All material below is to be reproduced exactly.

[Figure dataset records]
----

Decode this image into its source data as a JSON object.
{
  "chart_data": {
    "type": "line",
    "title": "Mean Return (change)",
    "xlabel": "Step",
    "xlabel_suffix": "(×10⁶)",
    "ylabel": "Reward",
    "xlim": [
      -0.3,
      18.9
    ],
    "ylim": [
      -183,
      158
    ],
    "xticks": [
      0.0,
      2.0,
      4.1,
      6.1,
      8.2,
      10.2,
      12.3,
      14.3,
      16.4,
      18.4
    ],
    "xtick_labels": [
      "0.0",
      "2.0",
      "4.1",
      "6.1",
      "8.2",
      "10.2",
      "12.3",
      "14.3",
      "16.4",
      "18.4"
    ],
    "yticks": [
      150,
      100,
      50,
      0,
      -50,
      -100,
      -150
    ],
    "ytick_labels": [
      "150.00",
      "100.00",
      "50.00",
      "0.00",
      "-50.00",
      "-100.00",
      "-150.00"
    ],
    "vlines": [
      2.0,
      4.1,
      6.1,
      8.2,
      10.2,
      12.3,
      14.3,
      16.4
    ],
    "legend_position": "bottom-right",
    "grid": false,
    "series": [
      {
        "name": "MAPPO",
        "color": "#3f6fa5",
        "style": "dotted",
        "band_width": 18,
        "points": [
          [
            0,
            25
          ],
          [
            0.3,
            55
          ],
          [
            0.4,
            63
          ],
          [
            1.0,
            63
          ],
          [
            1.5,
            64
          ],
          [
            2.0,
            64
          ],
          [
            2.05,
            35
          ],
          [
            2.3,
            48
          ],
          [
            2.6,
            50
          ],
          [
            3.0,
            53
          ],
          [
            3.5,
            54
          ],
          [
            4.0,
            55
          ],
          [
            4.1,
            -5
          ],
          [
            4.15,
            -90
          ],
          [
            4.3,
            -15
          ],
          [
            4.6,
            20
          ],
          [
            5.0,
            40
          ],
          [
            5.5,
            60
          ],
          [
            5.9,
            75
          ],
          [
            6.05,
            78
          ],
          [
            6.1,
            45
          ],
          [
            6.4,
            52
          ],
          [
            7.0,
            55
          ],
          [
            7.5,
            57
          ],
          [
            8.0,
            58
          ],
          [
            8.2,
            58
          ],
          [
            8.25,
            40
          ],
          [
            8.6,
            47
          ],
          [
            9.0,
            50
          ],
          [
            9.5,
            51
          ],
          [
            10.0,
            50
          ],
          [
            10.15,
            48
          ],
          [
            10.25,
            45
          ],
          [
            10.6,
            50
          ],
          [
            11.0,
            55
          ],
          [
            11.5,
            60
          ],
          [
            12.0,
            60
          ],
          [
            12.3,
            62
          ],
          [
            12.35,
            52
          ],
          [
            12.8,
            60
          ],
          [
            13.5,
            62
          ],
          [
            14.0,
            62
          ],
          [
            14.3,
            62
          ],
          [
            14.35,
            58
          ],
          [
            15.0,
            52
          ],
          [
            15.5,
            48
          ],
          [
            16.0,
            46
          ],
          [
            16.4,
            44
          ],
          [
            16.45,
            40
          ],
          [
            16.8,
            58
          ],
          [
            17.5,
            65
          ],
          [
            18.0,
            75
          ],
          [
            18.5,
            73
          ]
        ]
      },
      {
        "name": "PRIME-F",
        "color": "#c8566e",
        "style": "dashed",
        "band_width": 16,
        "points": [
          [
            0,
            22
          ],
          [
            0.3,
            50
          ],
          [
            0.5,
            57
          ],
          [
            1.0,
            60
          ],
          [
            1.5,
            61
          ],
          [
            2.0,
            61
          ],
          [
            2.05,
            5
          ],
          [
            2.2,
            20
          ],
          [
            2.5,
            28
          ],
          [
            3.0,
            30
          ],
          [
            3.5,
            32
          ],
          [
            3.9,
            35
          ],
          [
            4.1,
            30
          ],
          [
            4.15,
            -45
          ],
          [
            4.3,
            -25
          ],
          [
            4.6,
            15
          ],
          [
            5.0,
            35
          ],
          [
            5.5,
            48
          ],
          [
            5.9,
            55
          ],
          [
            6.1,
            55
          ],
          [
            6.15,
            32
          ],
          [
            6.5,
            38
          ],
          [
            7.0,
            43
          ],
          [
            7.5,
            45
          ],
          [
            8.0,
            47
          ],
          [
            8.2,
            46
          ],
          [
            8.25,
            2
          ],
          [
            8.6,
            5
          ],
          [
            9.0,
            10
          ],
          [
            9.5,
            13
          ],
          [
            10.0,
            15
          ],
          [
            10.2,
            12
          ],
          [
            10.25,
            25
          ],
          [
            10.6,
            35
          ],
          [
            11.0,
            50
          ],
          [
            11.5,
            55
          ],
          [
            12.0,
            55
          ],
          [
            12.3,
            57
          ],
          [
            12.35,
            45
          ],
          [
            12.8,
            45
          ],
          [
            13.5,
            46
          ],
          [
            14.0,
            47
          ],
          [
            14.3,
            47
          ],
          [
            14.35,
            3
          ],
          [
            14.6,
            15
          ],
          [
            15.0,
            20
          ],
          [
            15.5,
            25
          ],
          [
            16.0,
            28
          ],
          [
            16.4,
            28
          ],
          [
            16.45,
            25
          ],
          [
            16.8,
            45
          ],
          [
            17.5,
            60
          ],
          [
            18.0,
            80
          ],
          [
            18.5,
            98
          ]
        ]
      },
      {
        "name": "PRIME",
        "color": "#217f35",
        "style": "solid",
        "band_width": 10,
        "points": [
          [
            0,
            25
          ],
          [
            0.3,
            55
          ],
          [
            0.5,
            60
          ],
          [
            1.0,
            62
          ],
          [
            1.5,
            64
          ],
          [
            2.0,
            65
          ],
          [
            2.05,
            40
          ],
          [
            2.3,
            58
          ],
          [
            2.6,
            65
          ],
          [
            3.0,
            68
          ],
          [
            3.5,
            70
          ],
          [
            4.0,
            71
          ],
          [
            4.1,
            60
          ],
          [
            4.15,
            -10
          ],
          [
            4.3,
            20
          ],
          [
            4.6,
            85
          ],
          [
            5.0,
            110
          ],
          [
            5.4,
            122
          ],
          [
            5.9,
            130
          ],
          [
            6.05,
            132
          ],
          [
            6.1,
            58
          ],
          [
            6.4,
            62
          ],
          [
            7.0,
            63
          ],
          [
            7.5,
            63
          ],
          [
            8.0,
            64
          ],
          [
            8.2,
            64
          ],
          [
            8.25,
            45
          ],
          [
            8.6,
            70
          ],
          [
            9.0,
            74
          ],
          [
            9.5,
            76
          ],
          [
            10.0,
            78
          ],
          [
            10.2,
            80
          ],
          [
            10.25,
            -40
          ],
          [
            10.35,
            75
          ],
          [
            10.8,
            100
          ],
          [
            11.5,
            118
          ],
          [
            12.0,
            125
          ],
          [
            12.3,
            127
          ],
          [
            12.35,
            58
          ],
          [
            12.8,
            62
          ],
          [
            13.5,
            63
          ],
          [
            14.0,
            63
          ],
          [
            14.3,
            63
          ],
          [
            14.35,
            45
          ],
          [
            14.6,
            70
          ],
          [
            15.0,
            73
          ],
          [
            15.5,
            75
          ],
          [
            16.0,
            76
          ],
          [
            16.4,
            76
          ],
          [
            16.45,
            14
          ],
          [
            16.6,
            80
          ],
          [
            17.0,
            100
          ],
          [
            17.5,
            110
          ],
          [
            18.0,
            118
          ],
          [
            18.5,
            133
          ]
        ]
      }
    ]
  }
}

----

- _Exercise solution_
Decode this image into its source data as a JSON object.
{
  "chart_data": {
    "type": "line",
    "title": "Mean Return (change)",
    "xlabel": "Step",
    "xlabel_suffix": "(×10⁶)",
    "ylabel": "Reward",
    "xlim": [
      -0.3,
      18.9
    ],
    "ylim": [
      -183,
      158
    ],
    "xticks": [
      0.0,
      2.0,
      4.1,
      6.1,
      8.2,
      10.2,
      12.3,
      14.3,
      16.4,
      18.4
    ],
    "xtick_labels": [
      "0.0",
      "2.0",
      "4.1",
      "6.1",
      "8.2",
      "10.2",
      "12.3",
      "14.3",
      "16.4",
      "18.4"
    ],
    "yticks": [
      150,
      100,
      50,
      0,
      -50,
      -100,
      -150
    ],
    "ytick_labels": [
      "150.00",
      "100.00",
      "50.00",
      "0.00",
      "-50.00",
      "-100.00",
      "-150.00"
    ],
    "vlines": [
      2.0,
      4.1,
      6.1,
      8.2,
      10.2,
      12.3,
      14.3,
      16.4
    ],
    "legend_position": "bottom-right",
    "grid": false,
    "series": [
      {
        "name": "MAPPO",
        "color": "#3f6fa5",
        "style": "dotted",
        "band_width": 18,
        "points": [
          [
            0,
            25
          ],
          [
            0.3,
            55
          ],
          [
            0.4,
            63
          ],
          [
            1.0,
            63
          ],
          [
            1.5,
            64
          ],
          [
            2.0,
            64
          ],
          [
            2.05,
            35
          ],
          [
            2.3,
            48
          ],
          [
            2.6,
            50
          ],
          [
            3.0,
            53
          ],
          [
            3.5,
            54
          ],
          [
            4.0,
            55
          ],
          [
            4.1,
            -5
          ],
          [
            4.15,
            -90
          ],
          [
            4.3,
            -15
          ],
          [
            4.6,
            20
          ],
          [
            5.0,
            40
          ],
          [
            5.5,
            60
          ],
          [
            5.9,
            75
          ],
          [
            6.05,
            78
          ],
          [
            6.1,
            45
          ],
          [
            6.4,
            52
          ],
          [
            7.0,
            55
          ],
          [
            7.5,
            57
          ],
          [
            8.0,
            58
          ],
          [
            8.2,
            58
          ],
          [
            8.25,
            40
          ],
          [
            8.6,
            47
          ],
          [
            9.0,
            50
          ],
          [
            9.5,
            51
          ],
          [
            10.0,
            50
          ],
          [
            10.15,
            48
          ],
          [
            10.25,
            45
          ],
          [
            10.6,
            50
          ],
          [
            11.0,
            55
          ],
          [
            11.5,
            60
          ],
          [
            12.0,
            60
          ],
          [
            12.3,
            62
          ],
          [
            12.35,
            52
          ],
          [
            12.8,
            60
          ],
          [
            13.5,
            62
          ],
          [
            14.0,
            62
          ],
          [
            14.3,
            62
          ],
          [
            14.35,
            58
          ],
          [
            15.0,
            52
          ],
          [
            15.5,
            48
          ],
          [
            16.0,
            46
          ],
          [
            16.4,
            44
          ],
          [
            16.45,
            40
          ],
          [
            16.8,
            58
          ],
          [
            17.5,
            65
          ],
          [
            18.0,
            75
          ],
          [
            18.5,
            73
          ]
        ]
      },
      {
        "name": "PRIME-F",
        "color": "#c8566e",
        "style": "dashed",
        "band_width": 16,
        "points": [
          [
            0,
            22
          ],
          [
            0.3,
            50
          ],
          [
            0.5,
            57
          ],
          [
            1.0,
            60
          ],
          [
            1.5,
            61
          ],
          [
            2.0,
            61
          ],
          [
            2.05,
            5
          ],
          [
            2.2,
            20
          ],
          [
            2.5,
            28
          ],
          [
            3.0,
            30
          ],
          [
            3.5,
            32
          ],
          [
            3.9,
            35
          ],
          [
            4.1,
            30
          ],
          [
            4.15,
            -45
          ],
          [
            4.3,
            -25
          ],
          [
            4.6,
            15
          ],
          [
            5.0,
            35
          ],
          [
            5.5,
            48
          ],
          [
            5.9,
            55
          ],
          [
            6.1,
            55
          ],
          [
            6.15,
            32
          ],
          [
            6.5,
            38
          ],
          [
            7.0,
            43
          ],
          [
            7.5,
            45
          ],
          [
            8.0,
            47
          ],
          [
            8.2,
            46
          ],
          [
            8.25,
            2
          ],
          [
            8.6,
            5
          ],
          [
            9.0,
            10
          ],
          [
            9.5,
            13
          ],
          [
            10.0,
            15
          ],
          [
            10.2,
            12
          ],
          [
            10.25,
            25
          ],
          [
            10.6,
            35
          ],
          [
            11.0,
            50
          ],
          [
            11.5,
            55
          ],
          [
            12.0,
            55
          ],
          [
            12.3,
            57
          ],
          [
            12.35,
            45
          ],
          [
            12.8,
            45
          ],
          [
            13.5,
            46
          ],
          [
            14.0,
            47
          ],
          [
            14.3,
            47
          ],
          [
            14.35,
            3
          ],
          [
            14.6,
            15
          ],
          [
            15.0,
            20
          ],
          [
            15.5,
            25
          ],
          [
            16.0,
            28
          ],
          [
            16.4,
            28
          ],
          [
            16.45,
            25
          ],
          [
            16.8,
            45
          ],
          [
            17.5,
            60
          ],
          [
            18.0,
            80
          ],
          [
            18.5,
            98
          ]
        ]
      },
      {
        "name": "PRIME",
        "color": "#217f35",
        "style": "solid",
        "band_width": 10,
        "points": [
          [
            0,
            25
          ],
          [
            0.3,
            55
          ],
          [
            0.5,
            60
          ],
          [
            1.0,
            62
          ],
          [
            1.5,
            64
          ],
          [
            2.0,
            65
          ],
          [
            2.05,
            40
          ],
          [
            2.3,
            58
          ],
          [
            2.6,
            65
          ],
          [
            3.0,
            68
          ],
          [
            3.5,
            70
          ],
          [
            4.0,
            71
          ],
          [
            4.1,
            60
          ],
          [
            4.15,
            -10
          ],
          [
            4.3,
            20
          ],
          [
            4.6,
            85
          ],
          [
            5.0,
            110
          ],
          [
            5.4,
            122
          ],
          [
            5.9,
            130
          ],
          [
            6.05,
            132
          ],
          [
            6.1,
            58
          ],
          [
            6.4,
            62
          ],
          [
            7.0,
            63
          ],
          [
            7.5,
            63
          ],
          [
            8.0,
            64
          ],
          [
            8.2,
            64
          ],
          [
            8.25,
            45
          ],
          [
            8.6,
            70
          ],
          [
            9.0,
            74
          ],
          [
            9.5,
            76
          ],
          [
            10.0,
            78
          ],
          [
            10.2,
            80
          ],
          [
            10.25,
            -40
          ],
          [
            10.35,
            75
          ],
          [
            10.8,
            100
          ],
          [
            11.5,
            118
          ],
          [
            12.0,
            125
          ],
          [
            12.3,
            127
          ],
          [
            12.35,
            58
          ],
          [
            12.8,
            62
          ],
          [
            13.5,
            63
          ],
          [
            14.0,
            63
          ],
          [
            14.3,
            63
          ],
          [
            14.35,
            45
          ],
          [
            14.6,
            70
          ],
          [
            15.0,
            73
          ],
          [
            15.5,
            75
          ],
          [
            16.0,
            76
          ],
          [
            16.4,
            76
          ],
          [
            16.45,
            14
          ],
          [
            16.6,
            80
          ],
          [
            17.0,
            100
          ],
          [
            17.5,
            110
          ],
          [
            18.0,
            118
          ],
          [
            18.5,
            133
          ]
        ]
      }
    ]
  }
}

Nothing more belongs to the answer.